__STATED EXERCISE__:
Set each record down exactly, excluding all images.
########################################
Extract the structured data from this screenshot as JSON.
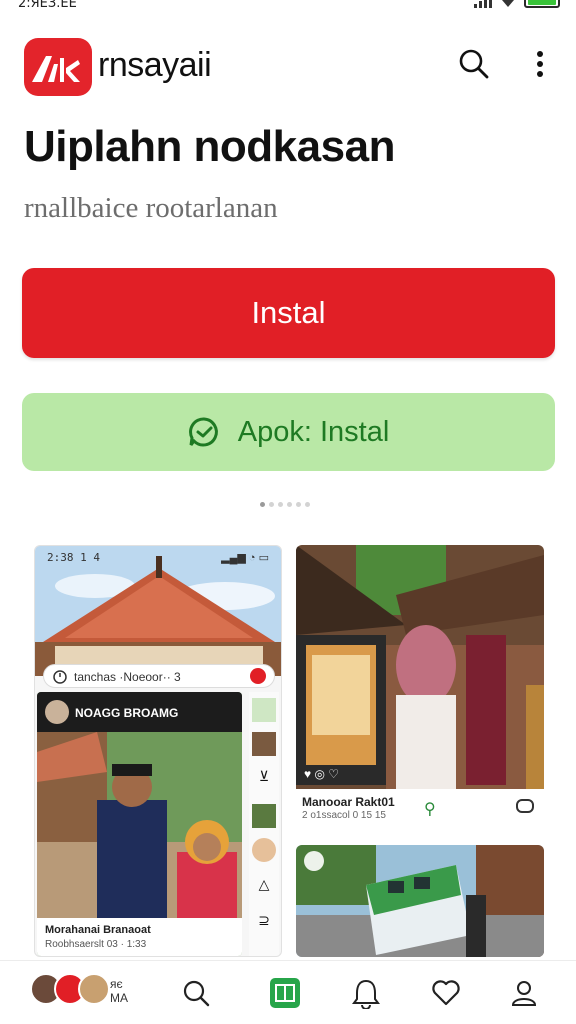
{
  "status_bar": {
    "time": "2:ЯЕЗ.ЕЕ"
  },
  "header": {
    "app_name": "rnsayaii"
  },
  "main": {
    "title": "Uiplahn nodkasan",
    "subtitle": "rnallbaice rootarlanan",
    "install_label": "Instal",
    "apk_install_label": "Apok: Instal"
  },
  "screenshots": {
    "shot1": {
      "time": "2:38 1 4",
      "pill_text": "tanchas ·Noeoor·· 3",
      "feed_head": "NOAGG BROAMG",
      "caption_title": "Morahanai Branaoat",
      "caption_sub": "Roobhsaerslt 03 · 1:33"
    },
    "shot2": {
      "caption_title": "Manooar Rakt01",
      "caption_sub": "2 o1ssacol 0 15 15"
    }
  },
  "bottom_nav": {
    "label_line1": "яє",
    "label_line2": "MA"
  },
  "colors": {
    "brand_red": "#e11f26",
    "apk_green_bg": "#b9e8a6",
    "apk_green_text": "#1e7a23",
    "nav_green": "#27a54a"
  }
}
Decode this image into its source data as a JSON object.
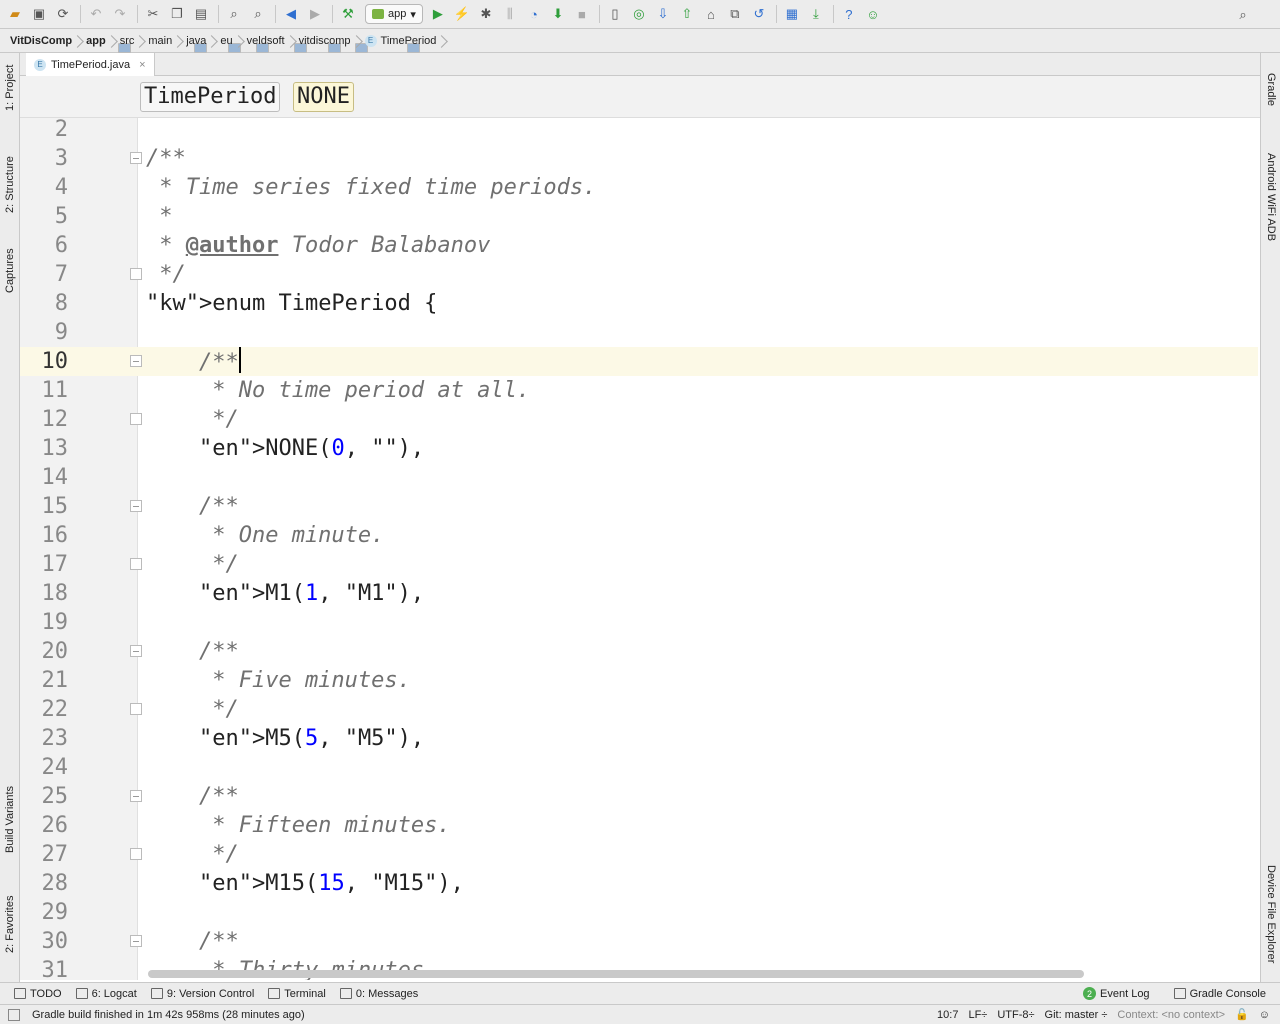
{
  "toolbar": {
    "run_config": "app",
    "icons": [
      "open-folder-icon",
      "save-icon",
      "sync-icon",
      "undo-icon",
      "redo-icon",
      "cut-icon",
      "copy-icon",
      "paste-icon",
      "find-icon",
      "replace-icon",
      "back-icon",
      "forward-icon",
      "build-icon",
      "run-icon",
      "apply-changes-icon",
      "debug-icon",
      "attach-debugger-icon",
      "profile-icon",
      "sdk-manager-icon",
      "stop-icon",
      "avd-manager-icon",
      "sync-gradle-icon",
      "vcs-update-icon",
      "vcs-commit-icon",
      "vcs-history-icon",
      "vcs-compare-icon",
      "revert-icon",
      "project-structure-icon",
      "device-download-icon",
      "help-icon",
      "android-icon"
    ]
  },
  "breadcrumb": [
    "VitDisComp",
    "app",
    "src",
    "main",
    "java",
    "eu",
    "veldsoft",
    "vitdiscomp",
    "TimePeriod"
  ],
  "file_tab": {
    "label": "TimePeriod.java",
    "close": "×",
    "icon": "E"
  },
  "navbar": {
    "class_chip": "TimePeriod",
    "member_chip": "NONE"
  },
  "left_tools": {
    "project": "1: Project",
    "structure": "2: Structure",
    "captures": "Captures",
    "build_variants": "Build Variants",
    "favorites": "2: Favorites"
  },
  "right_tools": {
    "gradle": "Gradle",
    "wifi_adb": "Android WiFi ADB",
    "device_explorer": "Device File Explorer"
  },
  "editor": {
    "current_line": 10,
    "lines": [
      {
        "n": "2",
        "t": ""
      },
      {
        "n": "3",
        "t": "/**"
      },
      {
        "n": "4",
        "t": " * Time series fixed time periods."
      },
      {
        "n": "5",
        "t": " *"
      },
      {
        "n": "6",
        "t": " * @author Todor Balabanov"
      },
      {
        "n": "7",
        "t": " */"
      },
      {
        "n": "8",
        "t": "enum TimePeriod {"
      },
      {
        "n": "9",
        "t": ""
      },
      {
        "n": "10",
        "t": "    /**"
      },
      {
        "n": "11",
        "t": "     * No time period at all."
      },
      {
        "n": "12",
        "t": "     */"
      },
      {
        "n": "13",
        "t": "    NONE(0, \"\"),"
      },
      {
        "n": "14",
        "t": ""
      },
      {
        "n": "15",
        "t": "    /**"
      },
      {
        "n": "16",
        "t": "     * One minute."
      },
      {
        "n": "17",
        "t": "     */"
      },
      {
        "n": "18",
        "t": "    M1(1, \"M1\"),"
      },
      {
        "n": "19",
        "t": ""
      },
      {
        "n": "20",
        "t": "    /**"
      },
      {
        "n": "21",
        "t": "     * Five minutes."
      },
      {
        "n": "22",
        "t": "     */"
      },
      {
        "n": "23",
        "t": "    M5(5, \"M5\"),"
      },
      {
        "n": "24",
        "t": ""
      },
      {
        "n": "25",
        "t": "    /**"
      },
      {
        "n": "26",
        "t": "     * Fifteen minutes."
      },
      {
        "n": "27",
        "t": "     */"
      },
      {
        "n": "28",
        "t": "    M15(15, \"M15\"),"
      },
      {
        "n": "29",
        "t": ""
      },
      {
        "n": "30",
        "t": "    /**"
      },
      {
        "n": "31",
        "t": "     * Thirty minutes."
      }
    ]
  },
  "tool_windows": {
    "todo": "TODO",
    "logcat": "6: Logcat",
    "vcs": "9: Version Control",
    "terminal": "Terminal",
    "messages": "0: Messages",
    "event_log": "Event Log",
    "event_count": "2",
    "gradle_console": "Gradle Console"
  },
  "status": {
    "message": "Gradle build finished in 1m 42s 958ms (28 minutes ago)",
    "position": "10:7",
    "line_sep": "LF÷",
    "encoding": "UTF-8÷",
    "git": "Git: master ÷",
    "context": "Context: <no context>"
  },
  "colors": {
    "keyword": "#000080",
    "enum_const": "#660e7a",
    "number": "#0000ff",
    "string": "#008000",
    "comment": "#707070",
    "current_line": "#fcf9e6"
  }
}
########################################
__ANSWER IN FULL__:
Extract the structured data from this screenshot as JSON.
{
  "status_bar": {
    "time": "2:ЯЕЗ.ЕЕ"
  },
  "header": {
    "app_name": "rnsayaii"
  },
  "main": {
    "title": "Uiplahn nodkasan",
    "subtitle": "rnallbaice rootarlanan",
    "install_label": "Instal",
    "apk_install_label": "Apok: Instal"
  },
  "screenshots": {
    "shot1": {
      "time": "2:38 1 4",
      "pill_text": "tanchas ·Noeoor·· 3",
      "feed_head": "NOAGG BROAMG",
      "caption_title": "Morahanai Branaoat",
      "caption_sub": "Roobhsaerslt 03 · 1:33"
    },
    "shot2": {
      "caption_title": "Manooar Rakt01",
      "caption_sub": "2 o1ssacol 0 15 15"
    }
  },
  "bottom_nav": {
    "label_line1": "яє",
    "label_line2": "MA"
  },
  "colors": {
    "brand_red": "#e11f26",
    "apk_green_bg": "#b9e8a6",
    "apk_green_text": "#1e7a23",
    "nav_green": "#27a54a"
  }
}
Decode this image into its source data as a JSON object.
{
  "toolbar": {
    "run_config": "app",
    "icons": [
      "open-folder-icon",
      "save-icon",
      "sync-icon",
      "undo-icon",
      "redo-icon",
      "cut-icon",
      "copy-icon",
      "paste-icon",
      "find-icon",
      "replace-icon",
      "back-icon",
      "forward-icon",
      "build-icon",
      "run-icon",
      "apply-changes-icon",
      "debug-icon",
      "attach-debugger-icon",
      "profile-icon",
      "sdk-manager-icon",
      "stop-icon",
      "avd-manager-icon",
      "sync-gradle-icon",
      "vcs-update-icon",
      "vcs-commit-icon",
      "vcs-history-icon",
      "vcs-compare-icon",
      "revert-icon",
      "project-structure-icon",
      "device-download-icon",
      "help-icon",
      "android-icon"
    ]
  },
  "breadcrumb": [
    "VitDisComp",
    "app",
    "src",
    "main",
    "java",
    "eu",
    "veldsoft",
    "vitdiscomp",
    "TimePeriod"
  ],
  "file_tab": {
    "label": "TimePeriod.java",
    "close": "×",
    "icon": "E"
  },
  "navbar": {
    "class_chip": "TimePeriod",
    "member_chip": "NONE"
  },
  "left_tools": {
    "project": "1: Project",
    "structure": "2: Structure",
    "captures": "Captures",
    "build_variants": "Build Variants",
    "favorites": "2: Favorites"
  },
  "right_tools": {
    "gradle": "Gradle",
    "wifi_adb": "Android WiFi ADB",
    "device_explorer": "Device File Explorer"
  },
  "editor": {
    "current_line": 10,
    "lines": [
      {
        "n": "2",
        "t": ""
      },
      {
        "n": "3",
        "t": "/**"
      },
      {
        "n": "4",
        "t": " * Time series fixed time periods."
      },
      {
        "n": "5",
        "t": " *"
      },
      {
        "n": "6",
        "t": " * @author Todor Balabanov"
      },
      {
        "n": "7",
        "t": " */"
      },
      {
        "n": "8",
        "t": "enum TimePeriod {"
      },
      {
        "n": "9",
        "t": ""
      },
      {
        "n": "10",
        "t": "    /**"
      },
      {
        "n": "11",
        "t": "     * No time period at all."
      },
      {
        "n": "12",
        "t": "     */"
      },
      {
        "n": "13",
        "t": "    NONE(0, \"\"),"
      },
      {
        "n": "14",
        "t": ""
      },
      {
        "n": "15",
        "t": "    /**"
      },
      {
        "n": "16",
        "t": "     * One minute."
      },
      {
        "n": "17",
        "t": "     */"
      },
      {
        "n": "18",
        "t": "    M1(1, \"M1\"),"
      },
      {
        "n": "19",
        "t": ""
      },
      {
        "n": "20",
        "t": "    /**"
      },
      {
        "n": "21",
        "t": "     * Five minutes."
      },
      {
        "n": "22",
        "t": "     */"
      },
      {
        "n": "23",
        "t": "    M5(5, \"M5\"),"
      },
      {
        "n": "24",
        "t": ""
      },
      {
        "n": "25",
        "t": "    /**"
      },
      {
        "n": "26",
        "t": "     * Fifteen minutes."
      },
      {
        "n": "27",
        "t": "     */"
      },
      {
        "n": "28",
        "t": "    M15(15, \"M15\"),"
      },
      {
        "n": "29",
        "t": ""
      },
      {
        "n": "30",
        "t": "    /**"
      },
      {
        "n": "31",
        "t": "     * Thirty minutes."
      }
    ]
  },
  "tool_windows": {
    "todo": "TODO",
    "logcat": "6: Logcat",
    "vcs": "9: Version Control",
    "terminal": "Terminal",
    "messages": "0: Messages",
    "event_log": "Event Log",
    "event_count": "2",
    "gradle_console": "Gradle Console"
  },
  "status": {
    "message": "Gradle build finished in 1m 42s 958ms (28 minutes ago)",
    "position": "10:7",
    "line_sep": "LF÷",
    "encoding": "UTF-8÷",
    "git": "Git: master ÷",
    "context": "Context: <no context>"
  },
  "colors": {
    "keyword": "#000080",
    "enum_const": "#660e7a",
    "number": "#0000ff",
    "string": "#008000",
    "comment": "#707070",
    "current_line": "#fcf9e6"
  }
}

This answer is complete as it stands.